◆ Exercise prompt: Copy each record exactly as it reads, leaving out any pictures it holds.

◆ Records for processing:
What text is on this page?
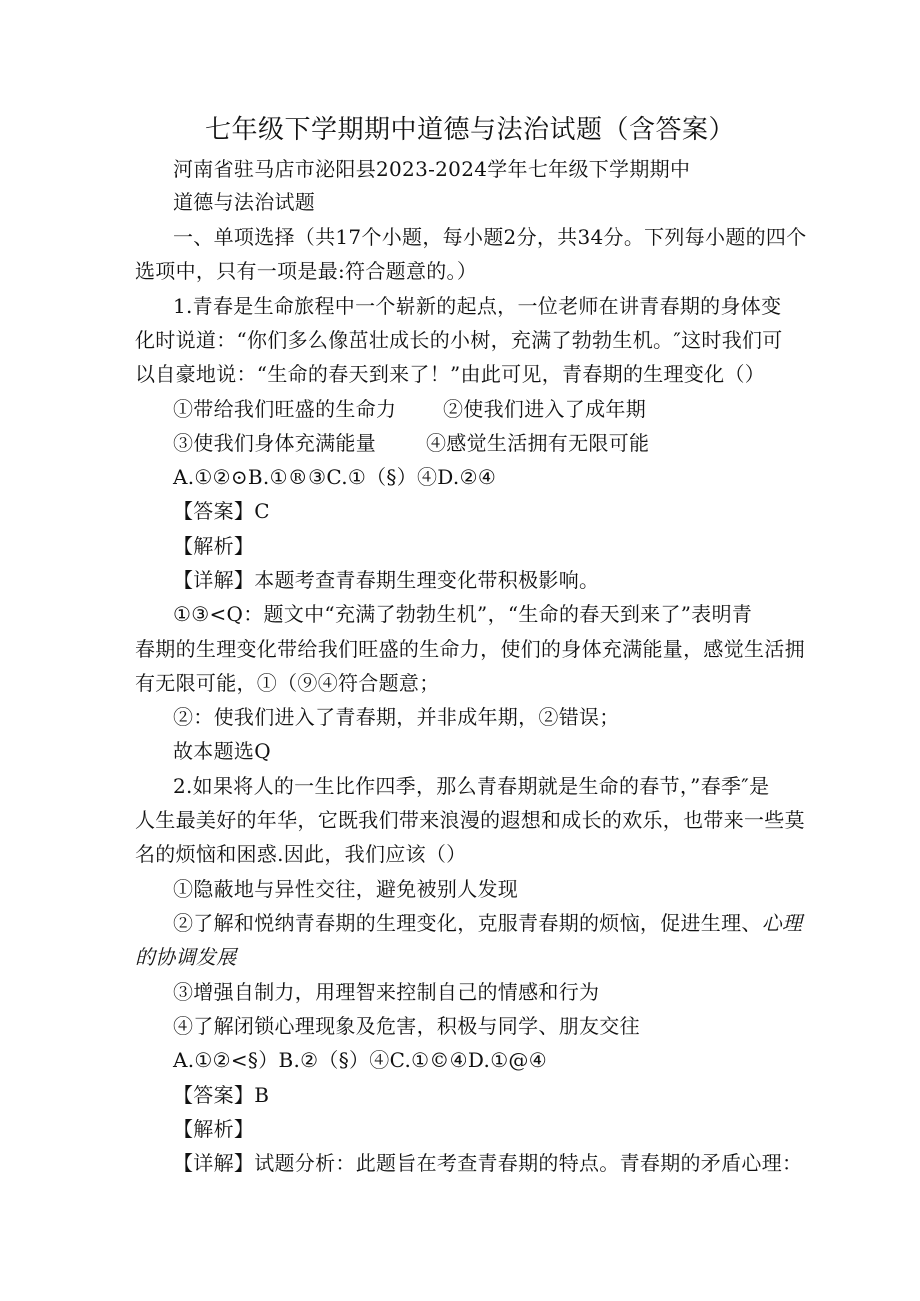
七年级下学期期中道德与法治试题（含答案）
河南省驻马店市泌阳县2023-2024学年七年级下学期期中
道德与法治试题
一、单项选择（共17个小题，每小题2分，共34分。下列每小题的四个
选项中，只有一项是最:符合题意的。）
1.青春是生命旅程中一个崭新的起点，一位老师在讲青春期的身体变
化时说道：“你们多么像茁壮成长的小树，充满了勃勃生机。″这时我们可
以自豪地说：“生命的春天到来了！”由此可见，青春期的生理变化（）
①带给我们旺盛的生命力 ②使我们进入了成年期
③使我们身体充满能量	④感觉生活拥有无限可能
A.①②⊙B.①®③C.①（§）④D.②④
【答案】C
【解析】
【详解】本题考查青春期生理变化带积极影响。
①③<Q：题文中“充满了勃勃生机”，“生命的春天到来了”表明青
春期的生理变化带给我们旺盛的生命力，使们的身体充满能量，感觉生活拥
有无限可能，①（⑨④符合题意；
②：使我们进入了青春期，并非成年期，②错误；
故本题选Q
2.如果将人的一生比作四季，那么青春期就是生命的春节，”春季″是
人生最美好的年华，它既我们带来浪漫的遐想和成长的欢乐，也带来一些莫
名的烦恼和困惑.因此，我们应该（）
①隐蔽地与异性交往，避免被别人发现
②了解和悦纳青春期的生理变化，克服青春期的烦恼，促进生理、心理
的协调发展
③增强自制力，用理智来控制自己的情感和行为
④了解闭锁心理现象及危害，积极与同学、朋友交往
A.①②<§）B.②（§）④C.①©④D.①@④
【答案】B
【解析】
【详解】试题分析：此题旨在考查青春期的特点。青春期的矛盾心理：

◆ Expected answer:
What text is on this page?
七年级下学期期中道德与法治试题（含答案）
河南省驻马店市泌阳县2023-2024学年七年级下学期期中
道德与法治试题
一、单项选择（共17个小题，每小题2分，共34分。下列每小题的四个
选项中，只有一项是最:符合题意的。）
1.青春是生命旅程中一个崭新的起点，一位老师在讲青春期的身体变
化时说道：“你们多么像茁壮成长的小树，充满了勃勃生机。″这时我们可
以自豪地说：“生命的春天到来了！”由此可见，青春期的生理变化（）
①带给我们旺盛的生命力 ②使我们进入了成年期
③使我们身体充满能量	④感觉生活拥有无限可能
A.①②⊙B.①®③C.①（§）④D.②④
【答案】C
【解析】
【详解】本题考查青春期生理变化带积极影响。
①③<Q：题文中“充满了勃勃生机”，“生命的春天到来了”表明青
春期的生理变化带给我们旺盛的生命力，使们的身体充满能量，感觉生活拥
有无限可能，①（⑨④符合题意；
②：使我们进入了青春期，并非成年期，②错误；
故本题选Q
2.如果将人的一生比作四季，那么青春期就是生命的春节，”春季″是
人生最美好的年华，它既我们带来浪漫的遐想和成长的欢乐，也带来一些莫
名的烦恼和困惑.因此，我们应该（）
①隐蔽地与异性交往，避免被别人发现
②了解和悦纳青春期的生理变化，克服青春期的烦恼，促进生理、心理
的协调发展
③增强自制力，用理智来控制自己的情感和行为
④了解闭锁心理现象及危害，积极与同学、朋友交往
A.①②<§）B.②（§）④C.①©④D.①@④
【答案】B
【解析】
【详解】试题分析：此题旨在考查青春期的特点。青春期的矛盾心理：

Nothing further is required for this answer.